Recorded data:
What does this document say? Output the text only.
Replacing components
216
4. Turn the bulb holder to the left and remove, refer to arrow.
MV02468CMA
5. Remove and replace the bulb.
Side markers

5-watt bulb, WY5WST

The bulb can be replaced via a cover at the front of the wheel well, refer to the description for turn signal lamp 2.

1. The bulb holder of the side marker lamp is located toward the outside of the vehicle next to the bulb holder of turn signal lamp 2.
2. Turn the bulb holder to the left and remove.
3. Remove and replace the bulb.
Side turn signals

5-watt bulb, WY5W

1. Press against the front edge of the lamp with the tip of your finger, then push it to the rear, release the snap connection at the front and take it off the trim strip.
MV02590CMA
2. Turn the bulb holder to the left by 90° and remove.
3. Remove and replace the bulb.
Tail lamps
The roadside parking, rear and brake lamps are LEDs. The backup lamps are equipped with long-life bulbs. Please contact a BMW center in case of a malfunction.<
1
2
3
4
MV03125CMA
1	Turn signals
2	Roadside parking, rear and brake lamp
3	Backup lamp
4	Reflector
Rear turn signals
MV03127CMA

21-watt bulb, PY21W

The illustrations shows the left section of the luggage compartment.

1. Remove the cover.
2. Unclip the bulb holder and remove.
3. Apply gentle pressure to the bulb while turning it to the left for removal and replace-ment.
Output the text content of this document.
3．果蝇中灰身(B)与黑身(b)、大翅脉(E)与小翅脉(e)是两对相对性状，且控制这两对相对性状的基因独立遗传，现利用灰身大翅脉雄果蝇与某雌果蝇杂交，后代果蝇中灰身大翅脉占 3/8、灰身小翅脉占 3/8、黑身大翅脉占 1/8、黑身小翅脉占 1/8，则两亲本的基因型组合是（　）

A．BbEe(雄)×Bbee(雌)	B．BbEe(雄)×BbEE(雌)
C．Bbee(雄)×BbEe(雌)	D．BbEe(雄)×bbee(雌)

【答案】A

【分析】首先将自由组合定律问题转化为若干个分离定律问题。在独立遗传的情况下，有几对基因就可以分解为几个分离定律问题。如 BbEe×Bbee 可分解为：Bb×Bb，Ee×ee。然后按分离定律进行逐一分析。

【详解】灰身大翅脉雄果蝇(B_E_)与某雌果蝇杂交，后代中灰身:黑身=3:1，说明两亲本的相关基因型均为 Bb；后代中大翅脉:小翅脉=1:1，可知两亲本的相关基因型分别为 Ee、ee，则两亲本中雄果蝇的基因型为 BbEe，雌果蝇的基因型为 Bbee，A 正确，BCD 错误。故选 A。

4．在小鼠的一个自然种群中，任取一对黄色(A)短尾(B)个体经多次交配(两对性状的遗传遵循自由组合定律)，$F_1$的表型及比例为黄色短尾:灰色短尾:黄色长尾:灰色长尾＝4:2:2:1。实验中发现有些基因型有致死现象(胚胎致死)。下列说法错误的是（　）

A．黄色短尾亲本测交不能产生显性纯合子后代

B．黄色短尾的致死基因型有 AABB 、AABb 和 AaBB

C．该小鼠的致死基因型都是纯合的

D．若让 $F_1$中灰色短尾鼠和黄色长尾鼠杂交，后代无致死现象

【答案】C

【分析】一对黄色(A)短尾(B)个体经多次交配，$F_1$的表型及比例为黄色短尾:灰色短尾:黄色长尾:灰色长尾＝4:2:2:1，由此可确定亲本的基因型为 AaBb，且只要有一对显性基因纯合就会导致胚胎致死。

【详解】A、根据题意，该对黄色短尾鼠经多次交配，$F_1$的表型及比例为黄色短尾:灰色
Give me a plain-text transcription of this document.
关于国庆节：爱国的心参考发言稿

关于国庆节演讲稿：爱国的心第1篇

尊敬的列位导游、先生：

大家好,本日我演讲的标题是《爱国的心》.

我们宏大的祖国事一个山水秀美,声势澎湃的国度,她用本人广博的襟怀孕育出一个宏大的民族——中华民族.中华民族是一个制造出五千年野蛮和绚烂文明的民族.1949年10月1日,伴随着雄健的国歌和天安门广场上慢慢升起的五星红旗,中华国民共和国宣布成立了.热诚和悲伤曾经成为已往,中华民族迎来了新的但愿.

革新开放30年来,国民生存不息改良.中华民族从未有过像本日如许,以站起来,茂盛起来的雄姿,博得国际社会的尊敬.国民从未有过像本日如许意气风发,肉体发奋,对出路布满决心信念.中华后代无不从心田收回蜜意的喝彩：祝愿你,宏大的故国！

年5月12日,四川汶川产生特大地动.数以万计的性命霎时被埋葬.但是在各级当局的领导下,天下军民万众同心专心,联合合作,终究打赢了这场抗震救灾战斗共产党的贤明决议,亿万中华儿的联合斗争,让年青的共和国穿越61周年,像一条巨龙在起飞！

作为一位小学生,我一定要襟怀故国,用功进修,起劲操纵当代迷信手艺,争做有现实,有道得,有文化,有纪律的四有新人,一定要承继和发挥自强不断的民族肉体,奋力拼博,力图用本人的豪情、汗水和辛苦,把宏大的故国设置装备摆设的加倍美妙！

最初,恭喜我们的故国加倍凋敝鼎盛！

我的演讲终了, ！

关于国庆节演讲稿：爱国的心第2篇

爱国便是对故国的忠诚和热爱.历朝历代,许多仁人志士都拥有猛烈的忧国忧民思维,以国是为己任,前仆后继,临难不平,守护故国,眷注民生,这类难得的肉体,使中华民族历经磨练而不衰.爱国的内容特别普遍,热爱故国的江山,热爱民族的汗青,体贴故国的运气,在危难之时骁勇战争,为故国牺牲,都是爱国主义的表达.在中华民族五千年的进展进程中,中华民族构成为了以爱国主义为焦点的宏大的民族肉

Task:
Copy in full each line that holds the word "signals".

Task output:
Side turn signals
1	Turn signals
Rear turn signals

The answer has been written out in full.